[Rows from a dataset]
▼

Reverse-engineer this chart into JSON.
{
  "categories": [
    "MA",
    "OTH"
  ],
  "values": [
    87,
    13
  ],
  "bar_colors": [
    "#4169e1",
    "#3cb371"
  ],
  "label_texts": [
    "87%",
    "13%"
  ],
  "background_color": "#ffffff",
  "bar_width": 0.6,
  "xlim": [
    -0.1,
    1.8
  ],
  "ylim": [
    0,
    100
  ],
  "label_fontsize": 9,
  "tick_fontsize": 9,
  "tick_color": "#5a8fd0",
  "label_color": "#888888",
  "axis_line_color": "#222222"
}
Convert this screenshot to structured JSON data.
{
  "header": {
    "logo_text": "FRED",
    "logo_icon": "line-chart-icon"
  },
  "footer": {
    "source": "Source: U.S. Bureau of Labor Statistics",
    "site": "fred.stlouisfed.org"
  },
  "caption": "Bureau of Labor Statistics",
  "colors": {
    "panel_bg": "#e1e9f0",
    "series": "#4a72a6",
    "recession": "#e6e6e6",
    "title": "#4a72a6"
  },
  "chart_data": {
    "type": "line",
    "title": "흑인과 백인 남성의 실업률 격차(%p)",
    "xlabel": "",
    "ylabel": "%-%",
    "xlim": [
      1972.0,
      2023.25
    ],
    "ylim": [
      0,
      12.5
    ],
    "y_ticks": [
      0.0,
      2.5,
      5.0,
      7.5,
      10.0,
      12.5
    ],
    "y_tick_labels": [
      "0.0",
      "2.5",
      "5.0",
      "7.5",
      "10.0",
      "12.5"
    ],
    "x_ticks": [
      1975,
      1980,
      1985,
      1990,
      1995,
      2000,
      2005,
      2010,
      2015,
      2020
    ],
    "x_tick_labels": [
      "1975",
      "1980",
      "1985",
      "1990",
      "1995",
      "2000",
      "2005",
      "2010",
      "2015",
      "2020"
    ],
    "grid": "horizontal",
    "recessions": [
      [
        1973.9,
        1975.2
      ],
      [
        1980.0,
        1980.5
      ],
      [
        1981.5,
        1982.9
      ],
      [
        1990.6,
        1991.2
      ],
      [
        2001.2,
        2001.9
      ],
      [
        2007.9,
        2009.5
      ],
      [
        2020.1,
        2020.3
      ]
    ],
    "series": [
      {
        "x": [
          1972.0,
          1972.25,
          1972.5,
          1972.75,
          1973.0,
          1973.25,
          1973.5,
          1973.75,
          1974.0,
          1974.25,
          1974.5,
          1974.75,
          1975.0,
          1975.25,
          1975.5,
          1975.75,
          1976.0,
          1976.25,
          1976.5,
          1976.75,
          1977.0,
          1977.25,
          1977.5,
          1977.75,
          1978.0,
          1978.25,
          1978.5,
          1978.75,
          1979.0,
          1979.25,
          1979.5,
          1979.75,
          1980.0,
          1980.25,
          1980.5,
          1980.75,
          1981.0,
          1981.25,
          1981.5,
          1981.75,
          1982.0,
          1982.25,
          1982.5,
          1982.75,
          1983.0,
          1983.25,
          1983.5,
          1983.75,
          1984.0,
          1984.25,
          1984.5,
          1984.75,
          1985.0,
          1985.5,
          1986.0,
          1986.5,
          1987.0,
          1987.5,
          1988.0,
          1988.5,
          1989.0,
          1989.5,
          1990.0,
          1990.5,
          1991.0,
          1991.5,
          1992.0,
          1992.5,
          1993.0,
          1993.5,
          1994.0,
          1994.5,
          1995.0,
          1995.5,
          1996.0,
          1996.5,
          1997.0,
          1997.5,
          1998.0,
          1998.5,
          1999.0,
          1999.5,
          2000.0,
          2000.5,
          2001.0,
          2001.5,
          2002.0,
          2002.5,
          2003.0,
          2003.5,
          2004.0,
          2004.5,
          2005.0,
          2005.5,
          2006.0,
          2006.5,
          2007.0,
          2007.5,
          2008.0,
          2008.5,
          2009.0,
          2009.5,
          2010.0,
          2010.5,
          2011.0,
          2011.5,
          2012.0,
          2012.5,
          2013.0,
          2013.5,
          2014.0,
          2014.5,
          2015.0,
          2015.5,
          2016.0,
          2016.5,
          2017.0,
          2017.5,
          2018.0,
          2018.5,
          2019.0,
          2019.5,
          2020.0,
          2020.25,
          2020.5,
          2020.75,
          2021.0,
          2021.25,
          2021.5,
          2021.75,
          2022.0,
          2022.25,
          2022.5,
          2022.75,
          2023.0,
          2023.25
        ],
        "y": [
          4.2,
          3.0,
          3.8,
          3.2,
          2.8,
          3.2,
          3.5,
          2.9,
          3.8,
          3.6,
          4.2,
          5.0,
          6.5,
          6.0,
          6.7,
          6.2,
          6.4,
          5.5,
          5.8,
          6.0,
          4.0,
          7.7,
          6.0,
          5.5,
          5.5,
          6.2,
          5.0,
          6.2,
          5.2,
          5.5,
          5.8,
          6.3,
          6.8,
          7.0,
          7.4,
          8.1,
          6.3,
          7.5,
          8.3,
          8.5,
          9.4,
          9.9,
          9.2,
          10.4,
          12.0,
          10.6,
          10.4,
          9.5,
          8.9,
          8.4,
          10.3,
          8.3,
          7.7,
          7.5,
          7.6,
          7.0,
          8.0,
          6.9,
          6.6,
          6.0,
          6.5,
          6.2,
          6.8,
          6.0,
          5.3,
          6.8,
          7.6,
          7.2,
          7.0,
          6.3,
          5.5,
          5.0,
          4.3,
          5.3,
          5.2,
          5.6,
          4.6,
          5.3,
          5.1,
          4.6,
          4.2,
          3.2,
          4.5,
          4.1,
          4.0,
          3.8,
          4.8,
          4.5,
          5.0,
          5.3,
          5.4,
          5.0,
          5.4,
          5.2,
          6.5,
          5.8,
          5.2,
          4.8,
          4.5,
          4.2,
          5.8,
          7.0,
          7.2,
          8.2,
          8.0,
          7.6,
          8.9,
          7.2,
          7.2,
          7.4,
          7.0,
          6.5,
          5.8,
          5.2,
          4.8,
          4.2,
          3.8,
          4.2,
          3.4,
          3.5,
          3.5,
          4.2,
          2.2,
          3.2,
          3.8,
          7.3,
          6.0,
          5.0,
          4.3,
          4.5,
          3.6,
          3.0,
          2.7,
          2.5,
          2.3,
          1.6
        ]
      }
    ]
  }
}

▲

== The exercise ==
Which lines hold the word "Statistics"? Return all of them from the records above.

== Correct output ==
    "source": "Source: U.S. Bureau of Labor Statistics",
  "caption": "Bureau of Labor Statistics",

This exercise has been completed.